Stored dataset items:
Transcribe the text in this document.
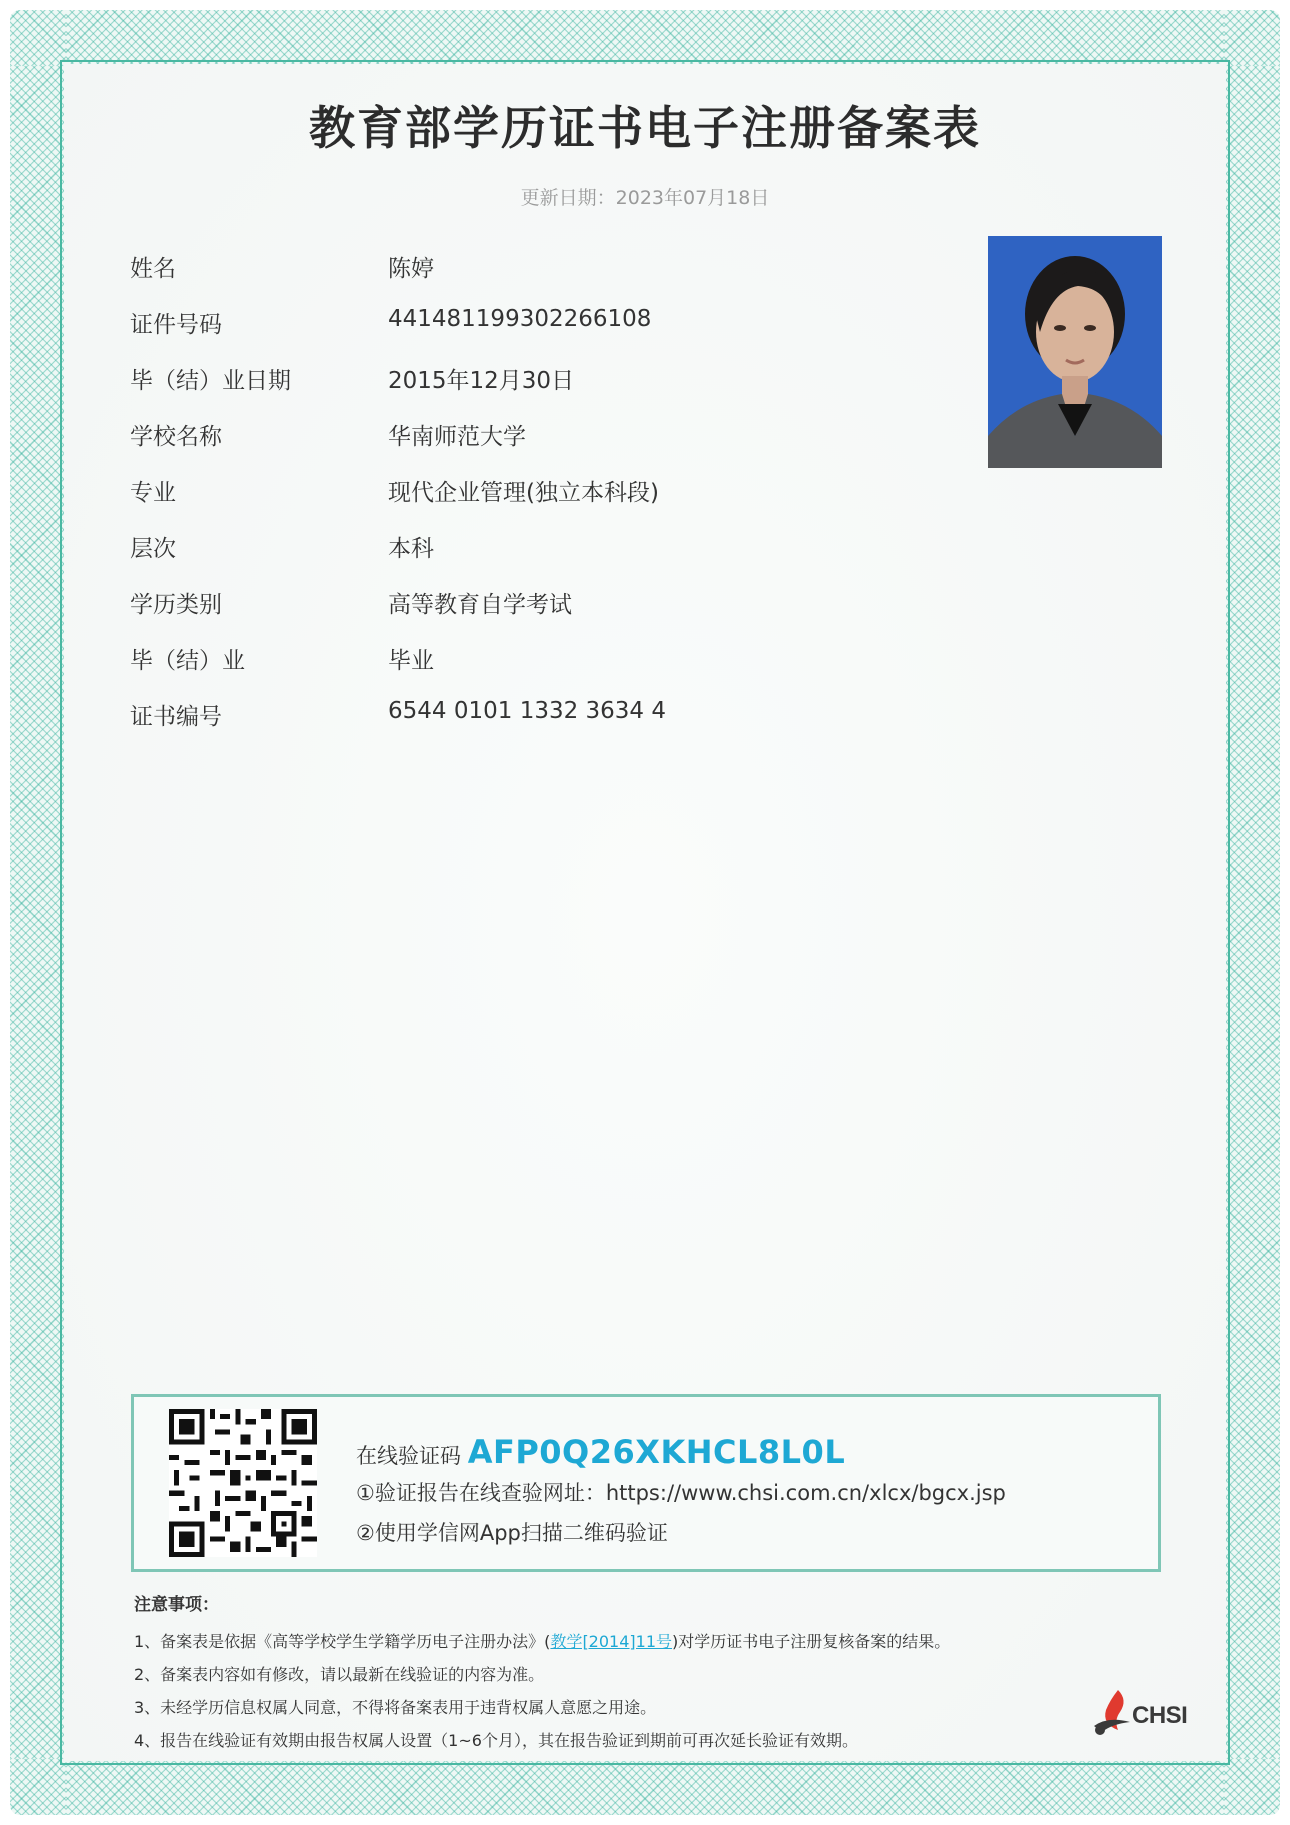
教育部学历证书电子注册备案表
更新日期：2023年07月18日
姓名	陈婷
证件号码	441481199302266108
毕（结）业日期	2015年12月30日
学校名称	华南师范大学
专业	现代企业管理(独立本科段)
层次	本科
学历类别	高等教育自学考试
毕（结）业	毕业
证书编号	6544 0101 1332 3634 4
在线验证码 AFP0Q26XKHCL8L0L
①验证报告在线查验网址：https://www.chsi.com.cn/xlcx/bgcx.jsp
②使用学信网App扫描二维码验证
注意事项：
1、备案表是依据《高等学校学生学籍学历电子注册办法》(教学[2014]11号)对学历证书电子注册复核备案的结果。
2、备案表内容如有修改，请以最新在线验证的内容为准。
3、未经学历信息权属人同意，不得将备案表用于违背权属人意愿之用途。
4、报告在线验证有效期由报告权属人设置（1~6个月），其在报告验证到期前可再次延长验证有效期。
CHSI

Exercise: Write out the records above once more, word for word, with no pictures.

Task output:
Transcribe the text in this document.
教育部学历证书电子注册备案表
更新日期：2023年07月18日
姓名	陈婷
证件号码	441481199302266108
毕（结）业日期	2015年12月30日
学校名称	华南师范大学
专业	现代企业管理(独立本科段)
层次	本科
学历类别	高等教育自学考试
毕（结）业	毕业
证书编号	6544 0101 1332 3634 4
在线验证码 AFP0Q26XKHCL8L0L
①验证报告在线查验网址：https://www.chsi.com.cn/xlcx/bgcx.jsp
②使用学信网App扫描二维码验证
注意事项：
1、备案表是依据《高等学校学生学籍学历电子注册办法》(教学[2014]11号)对学历证书电子注册复核备案的结果。
2、备案表内容如有修改，请以最新在线验证的内容为准。
3、未经学历信息权属人同意，不得将备案表用于违背权属人意愿之用途。
4、报告在线验证有效期由报告权属人设置（1~6个月），其在报告验证到期前可再次延长验证有效期。
CHSI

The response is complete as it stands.